Problem:
Extract the full set of records, then give each one again exactly.

Extracted information:
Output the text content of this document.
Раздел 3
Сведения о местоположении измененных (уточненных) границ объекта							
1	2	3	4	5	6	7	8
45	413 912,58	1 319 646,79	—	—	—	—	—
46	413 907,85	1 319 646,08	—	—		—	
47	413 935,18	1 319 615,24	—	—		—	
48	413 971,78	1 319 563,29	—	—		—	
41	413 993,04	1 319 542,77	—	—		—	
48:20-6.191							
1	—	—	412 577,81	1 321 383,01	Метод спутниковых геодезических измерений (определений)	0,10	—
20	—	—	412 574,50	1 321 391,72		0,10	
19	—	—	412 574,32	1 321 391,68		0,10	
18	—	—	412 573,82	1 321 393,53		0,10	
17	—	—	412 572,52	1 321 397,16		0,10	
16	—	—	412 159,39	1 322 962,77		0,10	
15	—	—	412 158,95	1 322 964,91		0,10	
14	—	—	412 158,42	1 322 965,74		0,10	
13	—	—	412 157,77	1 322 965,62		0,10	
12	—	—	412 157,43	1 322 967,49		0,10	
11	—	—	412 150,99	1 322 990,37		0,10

Answer to this exercise:
Output the text content of this document.
Раздел 3
Сведения о местоположении измененных (уточненных) границ объекта							
1	2	3	4	5	6	7	8
45	413 912,58	1 319 646,79	—	—	—	—	—
46	413 907,85	1 319 646,08	—	—		—	
47	413 935,18	1 319 615,24	—	—		—	
48	413 971,78	1 319 563,29	—	—		—	
41	413 993,04	1 319 542,77	—	—		—	
48:20-6.191							
1	—	—	412 577,81	1 321 383,01	Метод спутниковых геодезических измерений (определений)	0,10	—
20	—	—	412 574,50	1 321 391,72		0,10	
19	—	—	412 574,32	1 321 391,68		0,10	
18	—	—	412 573,82	1 321 393,53		0,10	
17	—	—	412 572,52	1 321 397,16		0,10	
16	—	—	412 159,39	1 322 962,77		0,10	
15	—	—	412 158,95	1 322 964,91		0,10	
14	—	—	412 158,42	1 322 965,74		0,10	
13	—	—	412 157,77	1 322 965,62		0,10	
12	—	—	412 157,43	1 322 967,49		0,10	
11	—	—	412 150,99	1 322 990,37		0,10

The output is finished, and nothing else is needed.